SOURCE EXTRACT:
▼

Branching Out: Week in Review

Last Sunday seems so far away. I had a fantastic week that was jam-packed with long days full of new experiences. In the past, Spring has simply meant seasonal allergies, wardrobe challenges due to unpredictable weather, and the promise of summer right around the corner. For me, Spring has always been a season to rush through. It’s the awkward puberty of seasons and I can’t wait for it to be over. Even as I write this, Seals & Crofts’ serenades me as I daydream about summer breeze. Thank you Pandora Radio for reading my mind.

However, this year has been different. I have tried to embrace Spring for what it is and view it in a new light. My new perspective has taught me that Spring is a time of new beginnings. As everything starts to thaw and bloom, we too can get outside and expand our horizons. Spring is a great time to try new things and recommit to our personal growth. For some of us, this is a great time to review New Year’s resolutions and pick back up where we left off sometime in the first few weeks of February. For me, this is the perfect opportunity to try out new restaurants, recipes, and workouts. This past week I have met some new people and gone some new places and I have had a blast! So without further delay, here is the week in review.

On Sunday, I went to a delightful brunch at Stella’s with the Virginia is for Bloggers group. What started out as a tiny hashtag (#VAis4Bloggers) is now a thriving group of Virginia bloggers. The kickoff brunch that founders Sarah and Liz planned for us was fantastic.

Stella’s interior is gorgeous and the Greek theme is not subtle but not over-the-top either. The owners communicated the theme in a way that makes the restaurant feel authentic, not kitschy. One of the many well-edited features of the restaurant is the black and white Greek movie silently projected in the back corner.

Sarah and Liz brought us free samples and coupons for Love Grown Foods granola and coupons for Chobani. There was even a raffle for some of Sarah’s homemade peanut butter and full size bags of Love Grown granola.

Here’s the swag! Which included one of Gabby’s delicious gluten-free chocolate chip cookies.

I ordered the Black Kale Skillet, which comes with “sauteed black tuscan kale dressed with lemon-dijon vinaigrette, over toasted olive oil bread, kasseri cheese, topped with two fried eggs.” It turned out to be a great choice and I am sure that I will order this again in the future.

The pita dishes, although not vegetarian, looked delicious too.

▲

Answer these questions from the week-in-review post above, one answer per line:
1. At which restaurant did the Sunday brunch take place?
2. Which dish did the writer order?
3. What is silently projected in the restaurant's back corner?

EXTRACTED MATERIAL:
▼

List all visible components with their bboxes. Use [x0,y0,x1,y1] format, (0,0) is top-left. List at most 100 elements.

▲
▼

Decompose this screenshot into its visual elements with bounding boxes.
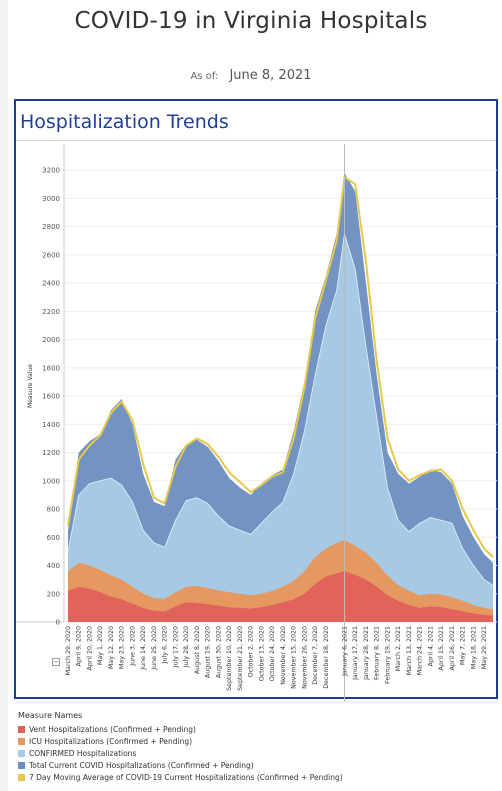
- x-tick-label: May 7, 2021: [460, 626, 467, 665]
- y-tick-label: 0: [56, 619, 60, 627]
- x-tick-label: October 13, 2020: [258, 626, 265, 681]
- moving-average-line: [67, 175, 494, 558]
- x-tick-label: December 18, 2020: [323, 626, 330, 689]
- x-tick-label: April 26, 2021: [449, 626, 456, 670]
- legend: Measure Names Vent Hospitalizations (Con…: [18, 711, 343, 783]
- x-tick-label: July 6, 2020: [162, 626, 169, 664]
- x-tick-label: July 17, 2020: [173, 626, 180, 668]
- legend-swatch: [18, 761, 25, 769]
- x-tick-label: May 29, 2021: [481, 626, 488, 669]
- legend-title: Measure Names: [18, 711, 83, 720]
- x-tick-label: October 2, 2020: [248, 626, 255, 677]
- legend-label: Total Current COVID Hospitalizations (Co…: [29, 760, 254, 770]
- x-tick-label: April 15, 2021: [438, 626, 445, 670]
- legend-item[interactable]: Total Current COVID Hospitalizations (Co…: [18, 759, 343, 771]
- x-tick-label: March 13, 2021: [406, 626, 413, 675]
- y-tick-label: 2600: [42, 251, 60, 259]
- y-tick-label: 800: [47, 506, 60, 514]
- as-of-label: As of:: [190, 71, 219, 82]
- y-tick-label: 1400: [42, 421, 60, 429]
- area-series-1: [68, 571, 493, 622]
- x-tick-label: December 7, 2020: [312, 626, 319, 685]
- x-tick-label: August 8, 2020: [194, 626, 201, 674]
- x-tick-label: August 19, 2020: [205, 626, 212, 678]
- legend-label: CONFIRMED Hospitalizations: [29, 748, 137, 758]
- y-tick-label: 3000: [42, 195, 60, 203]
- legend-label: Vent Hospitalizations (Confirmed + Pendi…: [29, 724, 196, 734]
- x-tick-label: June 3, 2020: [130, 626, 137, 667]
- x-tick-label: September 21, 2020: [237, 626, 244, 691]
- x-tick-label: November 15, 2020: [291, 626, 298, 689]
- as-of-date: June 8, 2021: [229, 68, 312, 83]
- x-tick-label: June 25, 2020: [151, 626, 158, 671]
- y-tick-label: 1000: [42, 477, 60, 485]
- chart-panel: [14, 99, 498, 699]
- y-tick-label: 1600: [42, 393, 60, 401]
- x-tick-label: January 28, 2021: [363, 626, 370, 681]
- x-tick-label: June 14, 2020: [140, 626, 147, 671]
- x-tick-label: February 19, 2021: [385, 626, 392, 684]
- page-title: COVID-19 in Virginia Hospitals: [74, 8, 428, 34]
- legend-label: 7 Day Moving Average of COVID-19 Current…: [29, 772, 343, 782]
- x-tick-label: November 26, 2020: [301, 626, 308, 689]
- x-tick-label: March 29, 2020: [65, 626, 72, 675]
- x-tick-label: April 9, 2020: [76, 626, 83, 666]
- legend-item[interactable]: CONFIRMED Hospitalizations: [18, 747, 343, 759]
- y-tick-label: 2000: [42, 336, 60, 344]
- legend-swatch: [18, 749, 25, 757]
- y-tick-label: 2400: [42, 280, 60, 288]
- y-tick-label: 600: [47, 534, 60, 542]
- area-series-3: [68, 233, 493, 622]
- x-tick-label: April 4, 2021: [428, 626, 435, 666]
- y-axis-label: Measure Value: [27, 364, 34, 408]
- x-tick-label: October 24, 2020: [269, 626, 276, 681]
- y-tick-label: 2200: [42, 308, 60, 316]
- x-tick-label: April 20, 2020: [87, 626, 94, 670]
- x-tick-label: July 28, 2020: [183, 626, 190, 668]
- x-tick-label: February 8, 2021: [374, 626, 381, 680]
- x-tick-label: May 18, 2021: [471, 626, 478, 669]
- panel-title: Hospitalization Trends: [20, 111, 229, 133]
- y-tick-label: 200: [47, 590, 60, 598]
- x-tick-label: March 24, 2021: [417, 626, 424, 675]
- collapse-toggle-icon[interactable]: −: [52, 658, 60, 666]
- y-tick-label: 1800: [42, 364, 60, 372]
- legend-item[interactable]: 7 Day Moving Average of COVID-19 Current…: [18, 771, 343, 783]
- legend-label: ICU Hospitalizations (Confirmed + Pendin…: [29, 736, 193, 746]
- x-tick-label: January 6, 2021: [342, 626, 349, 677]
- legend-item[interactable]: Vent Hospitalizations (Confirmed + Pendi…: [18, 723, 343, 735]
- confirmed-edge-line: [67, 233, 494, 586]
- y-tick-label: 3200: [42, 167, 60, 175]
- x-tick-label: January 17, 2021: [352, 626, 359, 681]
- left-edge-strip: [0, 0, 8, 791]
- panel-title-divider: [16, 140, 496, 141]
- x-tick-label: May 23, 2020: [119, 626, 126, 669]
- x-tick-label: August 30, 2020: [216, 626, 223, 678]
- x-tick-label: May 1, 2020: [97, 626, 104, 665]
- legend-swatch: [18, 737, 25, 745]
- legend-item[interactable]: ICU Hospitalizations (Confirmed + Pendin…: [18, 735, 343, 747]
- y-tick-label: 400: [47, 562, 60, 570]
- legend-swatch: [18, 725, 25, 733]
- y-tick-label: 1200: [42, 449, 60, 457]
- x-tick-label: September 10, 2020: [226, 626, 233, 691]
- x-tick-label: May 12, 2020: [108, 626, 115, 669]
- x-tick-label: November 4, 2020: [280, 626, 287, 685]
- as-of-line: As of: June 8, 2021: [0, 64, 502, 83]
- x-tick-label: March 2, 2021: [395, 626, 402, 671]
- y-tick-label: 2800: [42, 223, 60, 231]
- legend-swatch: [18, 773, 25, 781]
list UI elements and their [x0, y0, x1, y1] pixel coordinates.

▲

SOLUTION TO THE EXERCISE:
1. Stella's
2. The Black Kale Skillet
3. A black and white Greek movie